*Data to examine*:
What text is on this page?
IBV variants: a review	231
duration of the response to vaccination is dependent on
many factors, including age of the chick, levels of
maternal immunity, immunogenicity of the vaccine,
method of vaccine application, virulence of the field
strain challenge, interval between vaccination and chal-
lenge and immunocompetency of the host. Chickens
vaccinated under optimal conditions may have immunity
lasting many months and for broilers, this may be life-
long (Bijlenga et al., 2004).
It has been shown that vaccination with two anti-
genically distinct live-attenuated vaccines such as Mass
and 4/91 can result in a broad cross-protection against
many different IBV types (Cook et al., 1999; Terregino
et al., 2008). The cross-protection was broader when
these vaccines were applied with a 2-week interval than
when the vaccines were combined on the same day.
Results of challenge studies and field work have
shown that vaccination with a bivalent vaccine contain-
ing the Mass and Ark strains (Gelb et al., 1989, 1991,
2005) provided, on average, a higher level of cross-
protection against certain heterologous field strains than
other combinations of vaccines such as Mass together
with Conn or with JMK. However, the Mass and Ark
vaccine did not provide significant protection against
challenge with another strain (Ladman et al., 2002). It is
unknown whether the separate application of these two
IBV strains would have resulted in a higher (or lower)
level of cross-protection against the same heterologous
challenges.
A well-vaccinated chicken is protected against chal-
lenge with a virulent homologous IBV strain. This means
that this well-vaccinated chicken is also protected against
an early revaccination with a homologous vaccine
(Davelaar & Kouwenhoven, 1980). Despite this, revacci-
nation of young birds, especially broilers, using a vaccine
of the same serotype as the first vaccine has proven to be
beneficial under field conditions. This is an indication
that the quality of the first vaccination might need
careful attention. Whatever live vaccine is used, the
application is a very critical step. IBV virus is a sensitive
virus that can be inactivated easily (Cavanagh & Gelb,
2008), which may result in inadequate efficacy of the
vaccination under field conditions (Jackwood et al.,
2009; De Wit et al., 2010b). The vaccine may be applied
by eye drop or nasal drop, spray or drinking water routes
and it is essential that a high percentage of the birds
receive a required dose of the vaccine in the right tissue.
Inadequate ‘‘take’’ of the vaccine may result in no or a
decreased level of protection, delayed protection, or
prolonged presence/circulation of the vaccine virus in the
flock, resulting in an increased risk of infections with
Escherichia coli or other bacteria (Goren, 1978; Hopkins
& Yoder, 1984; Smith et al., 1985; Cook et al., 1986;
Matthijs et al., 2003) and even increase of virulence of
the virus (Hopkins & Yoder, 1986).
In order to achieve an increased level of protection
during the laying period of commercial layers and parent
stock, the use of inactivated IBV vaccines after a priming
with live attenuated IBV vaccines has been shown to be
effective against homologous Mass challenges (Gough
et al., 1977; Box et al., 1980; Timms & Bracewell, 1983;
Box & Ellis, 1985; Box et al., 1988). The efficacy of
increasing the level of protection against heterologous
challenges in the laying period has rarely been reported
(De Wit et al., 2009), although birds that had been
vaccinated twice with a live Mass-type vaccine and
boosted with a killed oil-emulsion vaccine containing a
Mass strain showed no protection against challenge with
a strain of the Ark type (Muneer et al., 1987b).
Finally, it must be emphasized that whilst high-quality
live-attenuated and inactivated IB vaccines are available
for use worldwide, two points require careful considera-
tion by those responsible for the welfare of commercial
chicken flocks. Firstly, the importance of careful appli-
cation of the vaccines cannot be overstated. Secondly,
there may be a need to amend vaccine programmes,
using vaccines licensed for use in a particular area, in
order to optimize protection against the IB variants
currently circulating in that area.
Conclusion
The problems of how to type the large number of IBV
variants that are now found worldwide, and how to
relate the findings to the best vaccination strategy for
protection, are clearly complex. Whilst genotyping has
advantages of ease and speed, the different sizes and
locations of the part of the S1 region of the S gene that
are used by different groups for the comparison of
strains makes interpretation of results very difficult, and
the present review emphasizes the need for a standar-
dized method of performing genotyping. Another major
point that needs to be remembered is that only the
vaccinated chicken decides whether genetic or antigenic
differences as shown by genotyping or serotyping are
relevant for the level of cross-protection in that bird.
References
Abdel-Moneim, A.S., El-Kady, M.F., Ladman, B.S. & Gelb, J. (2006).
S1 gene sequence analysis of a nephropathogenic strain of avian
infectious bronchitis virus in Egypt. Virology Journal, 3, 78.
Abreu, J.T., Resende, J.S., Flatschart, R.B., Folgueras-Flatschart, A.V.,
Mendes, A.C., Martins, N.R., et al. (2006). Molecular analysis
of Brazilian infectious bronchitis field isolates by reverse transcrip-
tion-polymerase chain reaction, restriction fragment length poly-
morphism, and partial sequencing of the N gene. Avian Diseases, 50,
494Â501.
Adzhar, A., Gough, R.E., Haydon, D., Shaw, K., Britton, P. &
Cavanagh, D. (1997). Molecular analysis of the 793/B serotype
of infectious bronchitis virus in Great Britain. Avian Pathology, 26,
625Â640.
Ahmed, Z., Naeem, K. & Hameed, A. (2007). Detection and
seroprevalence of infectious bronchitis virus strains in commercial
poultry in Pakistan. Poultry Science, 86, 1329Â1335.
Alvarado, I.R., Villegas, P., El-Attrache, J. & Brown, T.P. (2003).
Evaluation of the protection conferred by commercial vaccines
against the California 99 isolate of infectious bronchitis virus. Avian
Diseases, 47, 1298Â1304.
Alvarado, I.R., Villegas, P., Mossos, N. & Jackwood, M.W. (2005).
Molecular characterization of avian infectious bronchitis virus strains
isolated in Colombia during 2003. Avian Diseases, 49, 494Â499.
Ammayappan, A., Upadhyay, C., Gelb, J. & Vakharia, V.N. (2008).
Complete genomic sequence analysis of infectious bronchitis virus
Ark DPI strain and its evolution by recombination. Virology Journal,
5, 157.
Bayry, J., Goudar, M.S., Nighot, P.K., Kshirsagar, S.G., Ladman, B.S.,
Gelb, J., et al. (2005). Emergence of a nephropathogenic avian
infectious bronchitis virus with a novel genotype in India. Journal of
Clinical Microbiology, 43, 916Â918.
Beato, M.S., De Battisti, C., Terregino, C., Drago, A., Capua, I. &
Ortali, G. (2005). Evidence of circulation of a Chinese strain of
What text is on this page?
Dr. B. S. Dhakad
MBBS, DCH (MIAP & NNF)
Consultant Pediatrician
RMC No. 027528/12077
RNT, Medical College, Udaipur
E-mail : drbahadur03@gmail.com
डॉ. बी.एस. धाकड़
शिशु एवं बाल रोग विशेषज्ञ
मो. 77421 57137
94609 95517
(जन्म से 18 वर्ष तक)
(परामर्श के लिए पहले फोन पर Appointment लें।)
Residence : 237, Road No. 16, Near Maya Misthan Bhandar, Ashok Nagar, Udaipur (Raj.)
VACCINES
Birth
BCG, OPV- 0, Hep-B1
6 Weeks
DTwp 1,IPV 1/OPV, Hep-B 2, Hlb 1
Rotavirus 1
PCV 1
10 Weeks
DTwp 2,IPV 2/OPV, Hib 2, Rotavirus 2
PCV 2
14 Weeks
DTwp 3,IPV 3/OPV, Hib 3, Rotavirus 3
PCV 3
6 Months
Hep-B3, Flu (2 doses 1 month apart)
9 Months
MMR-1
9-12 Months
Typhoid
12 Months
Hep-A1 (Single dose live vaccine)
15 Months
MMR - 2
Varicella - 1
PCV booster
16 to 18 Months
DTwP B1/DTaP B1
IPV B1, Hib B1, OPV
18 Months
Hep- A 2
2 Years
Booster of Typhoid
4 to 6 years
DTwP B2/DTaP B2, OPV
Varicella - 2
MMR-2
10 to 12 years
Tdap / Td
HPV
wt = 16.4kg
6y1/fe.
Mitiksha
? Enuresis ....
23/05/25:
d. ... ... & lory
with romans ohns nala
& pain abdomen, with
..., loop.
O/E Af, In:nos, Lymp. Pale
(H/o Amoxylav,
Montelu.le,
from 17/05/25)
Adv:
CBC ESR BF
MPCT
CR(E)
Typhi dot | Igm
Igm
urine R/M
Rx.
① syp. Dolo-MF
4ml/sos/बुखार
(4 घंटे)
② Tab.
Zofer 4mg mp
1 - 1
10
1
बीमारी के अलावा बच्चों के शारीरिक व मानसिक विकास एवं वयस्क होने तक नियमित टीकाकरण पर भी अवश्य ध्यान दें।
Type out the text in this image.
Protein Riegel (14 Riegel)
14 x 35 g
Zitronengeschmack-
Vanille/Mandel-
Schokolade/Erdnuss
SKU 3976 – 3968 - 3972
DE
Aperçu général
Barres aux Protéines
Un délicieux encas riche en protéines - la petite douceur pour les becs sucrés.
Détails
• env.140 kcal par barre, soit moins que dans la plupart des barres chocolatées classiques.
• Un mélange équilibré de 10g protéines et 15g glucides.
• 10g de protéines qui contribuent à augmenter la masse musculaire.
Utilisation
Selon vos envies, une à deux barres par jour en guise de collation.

*What is needed*: Write out every line from the entries where "application" appears.

*Reply to the task*:
method of vaccine application, virulence of the field
unknown whether the separate application of these two
application is a very critical step. IBV virus is a sensitive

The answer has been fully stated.